What you will do:
Give the number of lines in the data that hold the string "Relative". Nothing else is needed.

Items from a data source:
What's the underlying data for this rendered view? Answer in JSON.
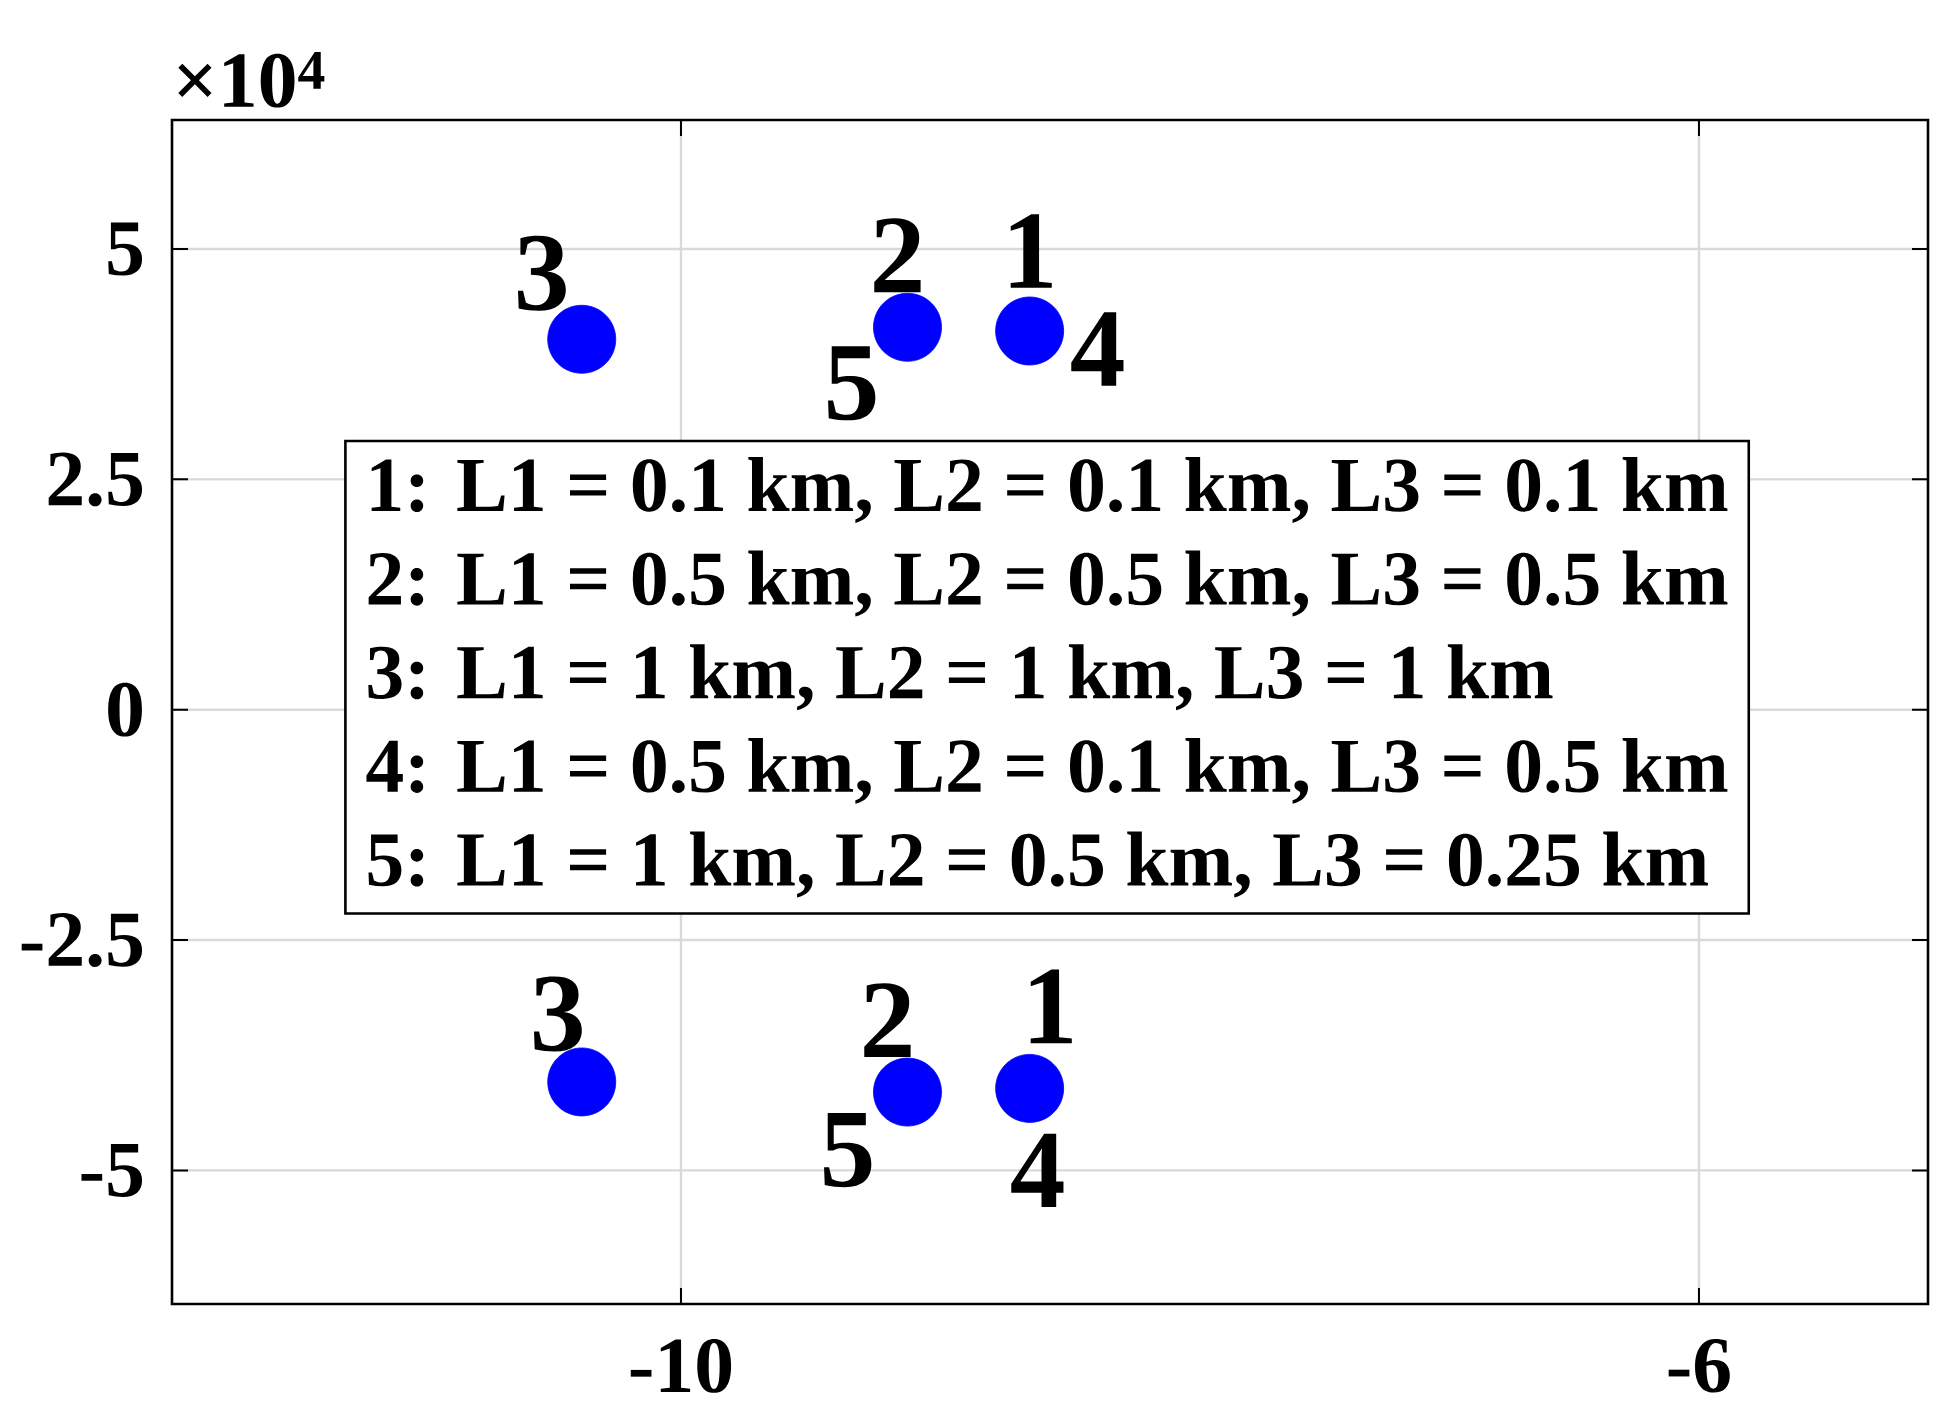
{
  "chart_data": {
    "type": "scatter",
    "x": [
      -10.39,
      -9.11,
      -8.63,
      -10.39,
      -9.11,
      -8.63
    ],
    "series": [
      {
        "color": "#0000ff",
        "values": [
          4.02,
          4.15,
          4.11,
          -4.04,
          -4.15,
          -4.11
        ]
      }
    ],
    "marker": "circle",
    "xlim": [
      -12,
      -5.1
    ],
    "xticks": [
      -10,
      -6
    ],
    "ylim": [
      -6.45,
      6.4
    ],
    "yticks": [
      -5,
      -2.5,
      0,
      2.5,
      5
    ],
    "grid": true,
    "annotations": [
      {
        "text": "3",
        "x": -10.39,
        "y": 4.02
      },
      {
        "text": "2",
        "x": -9.11,
        "y": 4.15
      },
      {
        "text": "1",
        "x": -8.63,
        "y": 4.11
      },
      {
        "text": "4",
        "x": -8.63,
        "y": 4.11
      },
      {
        "text": "5",
        "x": -9.11,
        "y": 4.15
      },
      {
        "text": "3",
        "x": -10.39,
        "y": -4.04
      },
      {
        "text": "2",
        "x": -9.11,
        "y": -4.15
      },
      {
        "text": "1",
        "x": -8.63,
        "y": -4.11
      },
      {
        "text": "5",
        "x": -9.11,
        "y": -4.15
      },
      {
        "text": "4",
        "x": -8.63,
        "y": -4.11
      },
      "×10$^{4}$",
      "1: L1 = 0.1 km, L2 = 0.1 km, L3 = 0.1 km",
      "2: L1 = 0.5 km, L2 = 0.5 km, L3 = 0.5 km",
      "3: L1 = 1 km, L2 = 1 km, L3 = 1 km",
      "4: L1 = 0.5 km, L2 = 0.1 km, L3 = 0.5 km",
      "5: L1 = 1 km, L2 = 0.5 km, L3 = 0.25 km"
    ]
  }
}
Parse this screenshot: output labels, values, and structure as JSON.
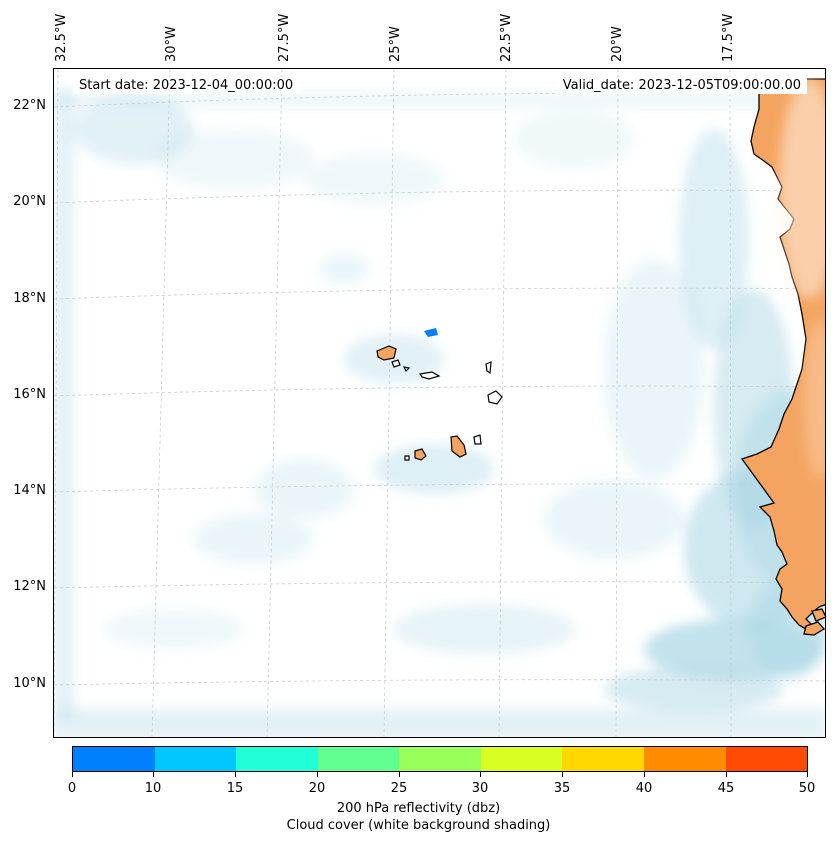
{
  "map": {
    "start_date": "Start date: 2023-12-04_00:00:00",
    "valid_date": "Valid_date: 2023-12-05T09:00:00.00",
    "lon_labels": [
      "32.5°W",
      "30°W",
      "27.5°W",
      "25°W",
      "22.5°W",
      "20°W",
      "17.5°W"
    ],
    "lat_labels": [
      "22°N",
      "20°N",
      "18°N",
      "16°N",
      "14°N",
      "12°N",
      "10°N"
    ],
    "extent": {
      "lon_min": -33.0,
      "lon_max": -15.3,
      "lat_min": 9.0,
      "lat_max": 22.8
    },
    "land_color": "#f4a460",
    "cloud_color": "#add8e6",
    "coast_color": "#000000"
  },
  "colorbar": {
    "ticks": [
      "0",
      "10",
      "15",
      "20",
      "25",
      "30",
      "35",
      "40",
      "45",
      "50"
    ],
    "colors": [
      "#0080ff",
      "#00c8ff",
      "#20ffd8",
      "#60ff90",
      "#98ff58",
      "#d8ff20",
      "#ffd800",
      "#ff8c00",
      "#ff4c00"
    ],
    "label_line1": "200 hPa reflectivity (dbz)",
    "label_line2": "Cloud cover (white background shading)"
  },
  "reflectivity_cell": {
    "lon": -24.2,
    "lat": 17.3,
    "value_range": "0-10",
    "color": "#0080ff"
  }
}
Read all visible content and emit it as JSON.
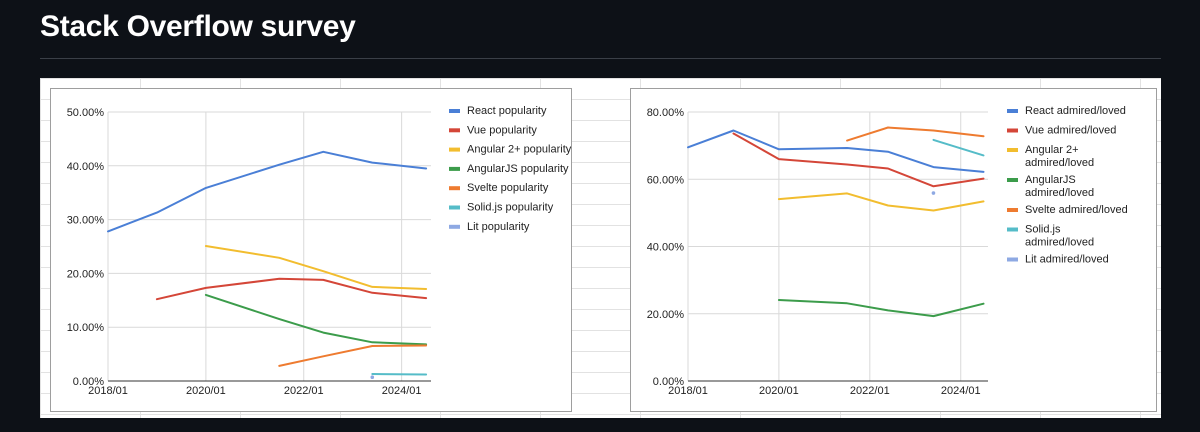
{
  "page": {
    "title": "Stack Overflow survey"
  },
  "colors": {
    "page_bg": "#0d1117",
    "react": "#4a7fd6",
    "vue": "#d44638",
    "angular2": "#f2bd2f",
    "angularjs": "#3c9c4b",
    "svelte": "#ee7b30",
    "solid": "#55bcc8",
    "lit": "#8ea9e3"
  },
  "chart_data": [
    {
      "type": "line",
      "title": "",
      "xlabel": "",
      "ylabel": "",
      "x_range": [
        2018.0,
        2024.6
      ],
      "ylim": [
        0,
        50
      ],
      "y_ticks": [
        0,
        10,
        20,
        30,
        40,
        50
      ],
      "y_tick_labels": [
        "0.00%",
        "10.00%",
        "20.00%",
        "30.00%",
        "40.00%",
        "50.00%"
      ],
      "x_ticks": [
        2018,
        2020,
        2022,
        2024
      ],
      "x_tick_labels": [
        "2018/01",
        "2020/01",
        "2022/01",
        "2024/01"
      ],
      "legend_position": "right",
      "grid": true,
      "series": [
        {
          "name": "React popularity",
          "color": "#4a7fd6",
          "points": [
            [
              2018.0,
              27.8
            ],
            [
              2019.0,
              31.3
            ],
            [
              2020.0,
              35.9
            ],
            [
              2021.5,
              40.2
            ],
            [
              2022.4,
              42.6
            ],
            [
              2023.4,
              40.6
            ],
            [
              2024.5,
              39.5
            ]
          ]
        },
        {
          "name": "Vue popularity",
          "color": "#d44638",
          "points": [
            [
              2019.0,
              15.2
            ],
            [
              2020.0,
              17.3
            ],
            [
              2021.5,
              19.0
            ],
            [
              2022.4,
              18.8
            ],
            [
              2023.4,
              16.4
            ],
            [
              2024.5,
              15.4
            ]
          ]
        },
        {
          "name": "Angular 2+ popularity",
          "color": "#f2bd2f",
          "points": [
            [
              2020.0,
              25.1
            ],
            [
              2021.5,
              22.9
            ],
            [
              2022.4,
              20.4
            ],
            [
              2023.4,
              17.5
            ],
            [
              2024.5,
              17.1
            ]
          ]
        },
        {
          "name": "AngularJS popularity",
          "color": "#3c9c4b",
          "points": [
            [
              2020.0,
              16.0
            ],
            [
              2021.5,
              11.5
            ],
            [
              2022.4,
              9.0
            ],
            [
              2023.4,
              7.2
            ],
            [
              2024.5,
              6.8
            ]
          ]
        },
        {
          "name": "Svelte popularity",
          "color": "#ee7b30",
          "points": [
            [
              2021.5,
              2.8
            ],
            [
              2022.4,
              4.6
            ],
            [
              2023.4,
              6.5
            ],
            [
              2024.5,
              6.6
            ]
          ]
        },
        {
          "name": "Solid.js popularity",
          "color": "#55bcc8",
          "points": [
            [
              2023.4,
              1.3
            ],
            [
              2024.5,
              1.2
            ]
          ]
        },
        {
          "name": "Lit popularity",
          "color": "#8ea9e3",
          "points": [
            [
              2023.4,
              0.7
            ]
          ]
        }
      ]
    },
    {
      "type": "line",
      "title": "",
      "xlabel": "",
      "ylabel": "",
      "x_range": [
        2018.0,
        2024.6
      ],
      "ylim": [
        0,
        80
      ],
      "y_ticks": [
        0,
        20,
        40,
        60,
        80
      ],
      "y_tick_labels": [
        "0.00%",
        "20.00%",
        "40.00%",
        "60.00%",
        "80.00%"
      ],
      "x_ticks": [
        2018,
        2020,
        2022,
        2024
      ],
      "x_tick_labels": [
        "2018/01",
        "2020/01",
        "2022/01",
        "2024/01"
      ],
      "legend_position": "right",
      "grid": true,
      "series": [
        {
          "name": "React admired/loved",
          "color": "#4a7fd6",
          "points": [
            [
              2018.0,
              69.5
            ],
            [
              2019.0,
              74.5
            ],
            [
              2020.0,
              68.9
            ],
            [
              2021.5,
              69.3
            ],
            [
              2022.4,
              68.2
            ],
            [
              2023.4,
              63.6
            ],
            [
              2024.5,
              62.2
            ]
          ]
        },
        {
          "name": "Vue admired/loved",
          "color": "#d44638",
          "points": [
            [
              2019.0,
              73.6
            ],
            [
              2020.0,
              66.0
            ],
            [
              2021.5,
              64.4
            ],
            [
              2022.4,
              63.2
            ],
            [
              2023.4,
              57.9
            ],
            [
              2024.5,
              60.2
            ]
          ]
        },
        {
          "name": "Angular 2+ admired/loved",
          "color": "#f2bd2f",
          "points": [
            [
              2020.0,
              54.1
            ],
            [
              2021.5,
              55.8
            ],
            [
              2022.4,
              52.2
            ],
            [
              2023.4,
              50.7
            ],
            [
              2024.5,
              53.4
            ]
          ]
        },
        {
          "name": "AngularJS admired/loved",
          "color": "#3c9c4b",
          "points": [
            [
              2020.0,
              24.1
            ],
            [
              2021.5,
              23.1
            ],
            [
              2022.4,
              21.0
            ],
            [
              2023.4,
              19.3
            ],
            [
              2024.5,
              23.0
            ]
          ]
        },
        {
          "name": "Svelte admired/loved",
          "color": "#ee7b30",
          "points": [
            [
              2021.5,
              71.5
            ],
            [
              2022.4,
              75.4
            ],
            [
              2023.4,
              74.5
            ],
            [
              2024.5,
              72.8
            ]
          ]
        },
        {
          "name": "Solid.js admired/loved",
          "color": "#55bcc8",
          "points": [
            [
              2023.4,
              71.7
            ],
            [
              2024.5,
              67.1
            ]
          ]
        },
        {
          "name": "Lit admired/loved",
          "color": "#8ea9e3",
          "points": [
            [
              2023.4,
              55.9
            ]
          ]
        }
      ]
    }
  ]
}
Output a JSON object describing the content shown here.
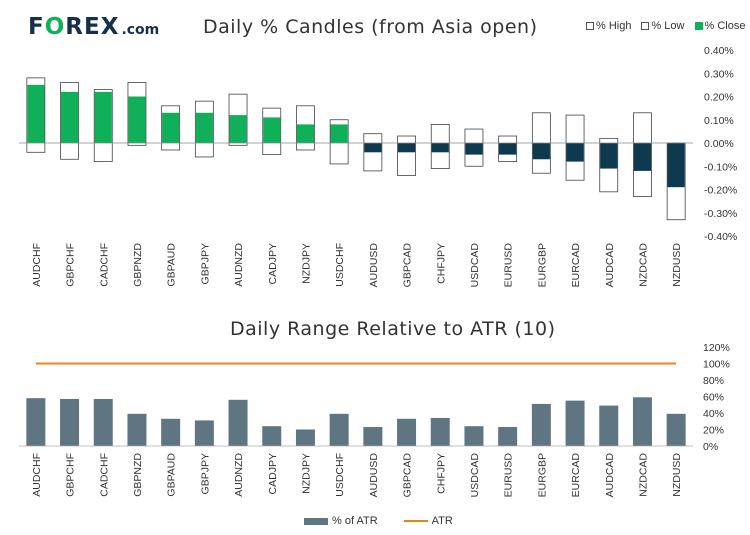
{
  "logo": {
    "part1": "F",
    "part2": "REX",
    "part3": ".com"
  },
  "titles": {
    "top": "Daily % Candles (from Asia open)",
    "bottom": "Daily Range Relative to ATR (10)"
  },
  "colors": {
    "up": "#10b05a",
    "down": "#0d3a4e",
    "atrBar": "#5f7682",
    "atrLine": "#e8841e",
    "axis": "#333333"
  },
  "legend_top": [
    "% High",
    "% Low",
    "% Close"
  ],
  "legend_bottom": [
    "% of ATR",
    "ATR"
  ],
  "chart_data": [
    {
      "type": "bar",
      "title": "Daily % Candles (from Asia open)",
      "categories": [
        "AUDCHF",
        "GBPCHF",
        "CADCHF",
        "GBPNZD",
        "GBPAUD",
        "GBPJPY",
        "AUDNZD",
        "CADJPY",
        "NZDJPY",
        "USDCHF",
        "AUDUSD",
        "GBPCAD",
        "CHFJPY",
        "USDCAD",
        "EURUSD",
        "EURGBP",
        "EURCAD",
        "AUDCAD",
        "NZDCAD",
        "NZDUSD"
      ],
      "series": [
        {
          "name": "% High",
          "values": [
            0.28,
            0.26,
            0.23,
            0.26,
            0.16,
            0.18,
            0.21,
            0.15,
            0.16,
            0.1,
            0.04,
            0.03,
            0.08,
            0.06,
            0.03,
            0.13,
            0.12,
            0.02,
            0.13,
            0.0
          ]
        },
        {
          "name": "% Low",
          "values": [
            -0.04,
            -0.07,
            -0.08,
            -0.01,
            -0.03,
            -0.06,
            -0.01,
            -0.05,
            -0.03,
            -0.09,
            -0.12,
            -0.14,
            -0.11,
            -0.1,
            -0.08,
            -0.13,
            -0.16,
            -0.21,
            -0.23,
            -0.33
          ]
        },
        {
          "name": "% Close",
          "values": [
            0.25,
            0.22,
            0.22,
            0.2,
            0.13,
            0.13,
            0.12,
            0.11,
            0.08,
            0.08,
            -0.04,
            -0.04,
            -0.04,
            -0.05,
            -0.05,
            -0.07,
            -0.08,
            -0.11,
            -0.12,
            -0.19
          ]
        }
      ],
      "ylim": [
        -0.4,
        0.4
      ],
      "yticks": [
        "0.40%",
        "0.30%",
        "0.20%",
        "0.10%",
        "0.00%",
        "-0.10%",
        "-0.20%",
        "-0.30%",
        "-0.40%"
      ],
      "legend": "top-right",
      "grid": false
    },
    {
      "type": "bar",
      "title": "Daily Range Relative to ATR (10)",
      "categories": [
        "AUDCHF",
        "GBPCHF",
        "CADCHF",
        "GBPNZD",
        "GBPAUD",
        "GBPJPY",
        "AUDNZD",
        "CADJPY",
        "NZDJPY",
        "USDCHF",
        "AUDUSD",
        "GBPCAD",
        "CHFJPY",
        "USDCAD",
        "EURUSD",
        "EURGBP",
        "EURCAD",
        "AUDCAD",
        "NZDCAD",
        "NZDUSD"
      ],
      "series": [
        {
          "name": "% of ATR",
          "values": [
            58,
            57,
            57,
            39,
            33,
            31,
            56,
            24,
            20,
            39,
            23,
            33,
            34,
            24,
            23,
            51,
            55,
            49,
            59,
            39
          ]
        },
        {
          "name": "ATR",
          "values": [
            100,
            100,
            100,
            100,
            100,
            100,
            100,
            100,
            100,
            100,
            100,
            100,
            100,
            100,
            100,
            100,
            100,
            100,
            100,
            100
          ]
        }
      ],
      "ylim": [
        0,
        120
      ],
      "yticks": [
        "120%",
        "100%",
        "80%",
        "60%",
        "40%",
        "20%",
        "0%"
      ],
      "legend": "bottom",
      "grid": false
    }
  ]
}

Written answer:
2